What is being asked: Pick out all lines in the listing holding the string "verksamhetsplan" and copy them.

# # #

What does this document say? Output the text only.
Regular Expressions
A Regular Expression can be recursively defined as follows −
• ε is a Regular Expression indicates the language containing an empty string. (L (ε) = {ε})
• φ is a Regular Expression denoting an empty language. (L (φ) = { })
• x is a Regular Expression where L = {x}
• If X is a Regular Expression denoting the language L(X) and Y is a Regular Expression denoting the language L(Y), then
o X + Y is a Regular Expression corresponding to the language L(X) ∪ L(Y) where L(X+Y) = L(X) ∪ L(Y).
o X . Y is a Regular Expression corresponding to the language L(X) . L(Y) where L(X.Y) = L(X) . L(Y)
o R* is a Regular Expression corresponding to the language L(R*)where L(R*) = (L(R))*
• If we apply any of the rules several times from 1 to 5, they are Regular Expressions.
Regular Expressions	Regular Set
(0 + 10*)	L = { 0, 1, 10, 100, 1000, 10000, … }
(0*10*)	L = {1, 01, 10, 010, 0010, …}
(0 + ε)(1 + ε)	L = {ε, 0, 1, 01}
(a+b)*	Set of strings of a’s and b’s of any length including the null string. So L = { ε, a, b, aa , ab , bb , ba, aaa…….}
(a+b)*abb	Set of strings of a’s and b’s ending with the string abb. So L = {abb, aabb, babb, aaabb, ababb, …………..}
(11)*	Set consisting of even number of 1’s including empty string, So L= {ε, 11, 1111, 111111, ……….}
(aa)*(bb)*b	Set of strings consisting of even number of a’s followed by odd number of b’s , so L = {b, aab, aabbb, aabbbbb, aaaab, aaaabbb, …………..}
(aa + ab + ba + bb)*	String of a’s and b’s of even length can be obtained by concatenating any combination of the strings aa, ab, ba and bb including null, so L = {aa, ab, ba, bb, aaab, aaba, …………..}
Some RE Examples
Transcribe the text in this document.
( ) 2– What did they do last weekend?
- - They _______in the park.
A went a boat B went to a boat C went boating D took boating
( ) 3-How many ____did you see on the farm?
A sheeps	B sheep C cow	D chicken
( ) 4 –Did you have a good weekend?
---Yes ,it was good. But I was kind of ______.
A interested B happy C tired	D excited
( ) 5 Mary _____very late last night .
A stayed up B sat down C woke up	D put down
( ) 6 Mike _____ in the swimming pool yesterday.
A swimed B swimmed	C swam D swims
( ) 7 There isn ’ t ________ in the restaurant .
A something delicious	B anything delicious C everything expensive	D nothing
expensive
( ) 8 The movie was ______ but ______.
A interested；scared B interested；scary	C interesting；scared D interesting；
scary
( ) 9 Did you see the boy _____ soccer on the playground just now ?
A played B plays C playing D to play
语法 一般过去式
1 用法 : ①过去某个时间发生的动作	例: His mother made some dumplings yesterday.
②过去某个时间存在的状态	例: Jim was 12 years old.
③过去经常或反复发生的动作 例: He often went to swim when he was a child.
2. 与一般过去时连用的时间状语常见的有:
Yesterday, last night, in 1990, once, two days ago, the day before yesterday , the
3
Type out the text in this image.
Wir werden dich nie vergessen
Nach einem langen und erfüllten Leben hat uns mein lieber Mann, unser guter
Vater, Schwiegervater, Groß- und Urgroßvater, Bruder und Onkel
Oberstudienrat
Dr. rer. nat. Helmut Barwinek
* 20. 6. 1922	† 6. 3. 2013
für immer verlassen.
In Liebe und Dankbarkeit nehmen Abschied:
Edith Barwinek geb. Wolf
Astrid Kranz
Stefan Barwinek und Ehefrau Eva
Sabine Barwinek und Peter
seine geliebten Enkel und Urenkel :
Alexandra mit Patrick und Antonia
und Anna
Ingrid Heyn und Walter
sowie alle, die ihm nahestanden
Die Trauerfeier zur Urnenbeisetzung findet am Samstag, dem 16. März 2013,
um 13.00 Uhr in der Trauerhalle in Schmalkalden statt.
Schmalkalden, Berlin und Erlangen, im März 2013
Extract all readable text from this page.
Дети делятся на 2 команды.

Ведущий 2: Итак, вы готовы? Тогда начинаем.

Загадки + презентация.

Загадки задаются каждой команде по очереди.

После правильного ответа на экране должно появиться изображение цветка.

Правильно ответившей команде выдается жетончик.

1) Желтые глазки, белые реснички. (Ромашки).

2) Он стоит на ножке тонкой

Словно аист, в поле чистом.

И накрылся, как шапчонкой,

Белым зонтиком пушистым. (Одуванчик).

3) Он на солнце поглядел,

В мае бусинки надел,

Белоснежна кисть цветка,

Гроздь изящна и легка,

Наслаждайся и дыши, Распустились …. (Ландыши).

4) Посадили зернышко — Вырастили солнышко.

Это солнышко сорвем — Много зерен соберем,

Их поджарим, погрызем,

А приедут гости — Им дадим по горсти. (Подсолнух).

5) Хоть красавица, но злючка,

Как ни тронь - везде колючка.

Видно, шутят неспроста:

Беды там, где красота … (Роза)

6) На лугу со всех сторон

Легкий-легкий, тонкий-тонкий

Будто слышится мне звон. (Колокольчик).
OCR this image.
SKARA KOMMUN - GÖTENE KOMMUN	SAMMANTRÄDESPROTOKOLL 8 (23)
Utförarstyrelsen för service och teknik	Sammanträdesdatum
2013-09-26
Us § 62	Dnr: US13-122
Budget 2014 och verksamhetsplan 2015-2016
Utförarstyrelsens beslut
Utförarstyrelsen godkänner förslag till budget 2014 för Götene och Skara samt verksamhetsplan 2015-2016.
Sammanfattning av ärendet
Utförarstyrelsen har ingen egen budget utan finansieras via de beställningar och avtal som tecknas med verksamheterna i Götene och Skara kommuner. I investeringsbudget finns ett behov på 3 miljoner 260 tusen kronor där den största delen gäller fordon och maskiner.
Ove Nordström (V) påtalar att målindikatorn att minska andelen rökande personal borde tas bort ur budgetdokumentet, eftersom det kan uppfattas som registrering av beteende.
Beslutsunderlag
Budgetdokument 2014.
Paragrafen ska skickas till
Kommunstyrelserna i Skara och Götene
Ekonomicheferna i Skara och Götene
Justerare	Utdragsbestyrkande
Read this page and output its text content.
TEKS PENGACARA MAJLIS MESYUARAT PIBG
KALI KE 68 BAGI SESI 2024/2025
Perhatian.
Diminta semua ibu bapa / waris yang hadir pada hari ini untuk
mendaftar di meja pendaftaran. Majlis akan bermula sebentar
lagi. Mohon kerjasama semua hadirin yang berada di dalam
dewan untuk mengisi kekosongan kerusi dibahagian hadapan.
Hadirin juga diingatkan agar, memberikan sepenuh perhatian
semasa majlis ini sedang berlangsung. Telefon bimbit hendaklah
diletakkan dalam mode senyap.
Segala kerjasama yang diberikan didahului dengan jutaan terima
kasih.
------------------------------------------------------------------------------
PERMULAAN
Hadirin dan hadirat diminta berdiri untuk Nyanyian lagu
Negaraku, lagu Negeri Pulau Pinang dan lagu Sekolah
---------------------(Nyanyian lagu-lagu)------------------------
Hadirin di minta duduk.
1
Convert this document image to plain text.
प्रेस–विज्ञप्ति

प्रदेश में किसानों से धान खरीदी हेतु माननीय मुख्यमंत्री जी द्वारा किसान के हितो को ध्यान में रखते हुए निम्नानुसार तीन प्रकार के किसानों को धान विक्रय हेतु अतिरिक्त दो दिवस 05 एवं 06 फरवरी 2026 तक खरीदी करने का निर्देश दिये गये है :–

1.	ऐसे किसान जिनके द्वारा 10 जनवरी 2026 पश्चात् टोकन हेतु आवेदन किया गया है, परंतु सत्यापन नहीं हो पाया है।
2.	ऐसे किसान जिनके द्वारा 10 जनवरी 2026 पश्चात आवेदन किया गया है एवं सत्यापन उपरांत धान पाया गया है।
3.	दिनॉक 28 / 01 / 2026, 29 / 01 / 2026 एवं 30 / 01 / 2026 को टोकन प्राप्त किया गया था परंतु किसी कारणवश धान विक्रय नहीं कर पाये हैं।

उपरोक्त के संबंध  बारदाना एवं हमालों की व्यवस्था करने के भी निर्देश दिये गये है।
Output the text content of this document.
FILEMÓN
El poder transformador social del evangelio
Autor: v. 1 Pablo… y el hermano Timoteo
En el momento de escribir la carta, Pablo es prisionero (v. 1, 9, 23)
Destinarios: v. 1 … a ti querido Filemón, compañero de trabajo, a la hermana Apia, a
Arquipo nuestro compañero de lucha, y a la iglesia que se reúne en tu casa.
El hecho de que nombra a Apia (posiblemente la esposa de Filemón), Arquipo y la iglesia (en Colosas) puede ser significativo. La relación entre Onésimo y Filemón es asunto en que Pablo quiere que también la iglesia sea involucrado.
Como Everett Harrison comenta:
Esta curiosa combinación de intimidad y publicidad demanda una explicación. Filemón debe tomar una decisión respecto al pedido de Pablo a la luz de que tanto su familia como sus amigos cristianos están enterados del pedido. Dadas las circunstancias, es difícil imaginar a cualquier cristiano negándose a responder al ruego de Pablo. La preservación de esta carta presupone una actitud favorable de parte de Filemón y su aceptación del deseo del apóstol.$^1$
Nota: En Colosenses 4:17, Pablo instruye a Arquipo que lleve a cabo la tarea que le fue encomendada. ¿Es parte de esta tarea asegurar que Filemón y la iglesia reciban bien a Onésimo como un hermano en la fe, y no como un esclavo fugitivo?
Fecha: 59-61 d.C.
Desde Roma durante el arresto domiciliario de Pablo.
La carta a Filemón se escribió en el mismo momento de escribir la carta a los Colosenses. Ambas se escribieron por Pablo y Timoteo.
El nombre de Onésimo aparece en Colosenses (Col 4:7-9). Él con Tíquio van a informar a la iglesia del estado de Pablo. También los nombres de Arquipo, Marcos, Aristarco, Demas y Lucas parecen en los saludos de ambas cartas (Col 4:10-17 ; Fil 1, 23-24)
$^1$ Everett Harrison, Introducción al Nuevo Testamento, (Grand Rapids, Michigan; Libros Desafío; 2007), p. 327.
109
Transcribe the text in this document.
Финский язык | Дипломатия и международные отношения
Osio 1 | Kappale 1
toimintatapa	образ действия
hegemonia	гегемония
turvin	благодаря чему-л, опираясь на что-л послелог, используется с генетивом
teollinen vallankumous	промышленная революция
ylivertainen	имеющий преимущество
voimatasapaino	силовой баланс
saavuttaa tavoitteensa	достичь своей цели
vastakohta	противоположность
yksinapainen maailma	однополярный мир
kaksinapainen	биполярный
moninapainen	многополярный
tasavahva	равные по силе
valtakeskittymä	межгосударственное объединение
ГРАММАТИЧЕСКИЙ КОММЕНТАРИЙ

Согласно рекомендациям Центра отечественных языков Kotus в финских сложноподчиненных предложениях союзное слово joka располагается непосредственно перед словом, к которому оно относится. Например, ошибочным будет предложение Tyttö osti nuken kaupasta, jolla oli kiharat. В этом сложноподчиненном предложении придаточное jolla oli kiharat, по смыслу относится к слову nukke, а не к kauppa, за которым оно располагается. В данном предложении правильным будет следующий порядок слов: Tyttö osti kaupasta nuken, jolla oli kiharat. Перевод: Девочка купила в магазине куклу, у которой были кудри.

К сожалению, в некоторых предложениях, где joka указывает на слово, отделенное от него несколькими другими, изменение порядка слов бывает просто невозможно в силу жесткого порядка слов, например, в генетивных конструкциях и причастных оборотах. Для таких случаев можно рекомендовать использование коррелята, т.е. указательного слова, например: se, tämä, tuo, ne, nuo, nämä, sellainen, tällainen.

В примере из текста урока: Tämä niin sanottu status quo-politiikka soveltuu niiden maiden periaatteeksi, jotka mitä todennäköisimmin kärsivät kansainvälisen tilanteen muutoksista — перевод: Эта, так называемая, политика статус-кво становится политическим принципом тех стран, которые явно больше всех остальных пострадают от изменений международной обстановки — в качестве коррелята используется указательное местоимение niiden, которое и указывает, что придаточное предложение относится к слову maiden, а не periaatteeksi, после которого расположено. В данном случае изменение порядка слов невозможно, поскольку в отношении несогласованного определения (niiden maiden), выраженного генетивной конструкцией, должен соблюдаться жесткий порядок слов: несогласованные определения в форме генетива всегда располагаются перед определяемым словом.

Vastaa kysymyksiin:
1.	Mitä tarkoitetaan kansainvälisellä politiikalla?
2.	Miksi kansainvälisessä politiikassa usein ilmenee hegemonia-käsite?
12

# # #

Response:
Budget 2014 och verksamhetsplan 2015-2016
Utförarstyrelsen godkänner förslag till budget 2014 för Götene och Skara samt verksamhetsplan 2015-2016.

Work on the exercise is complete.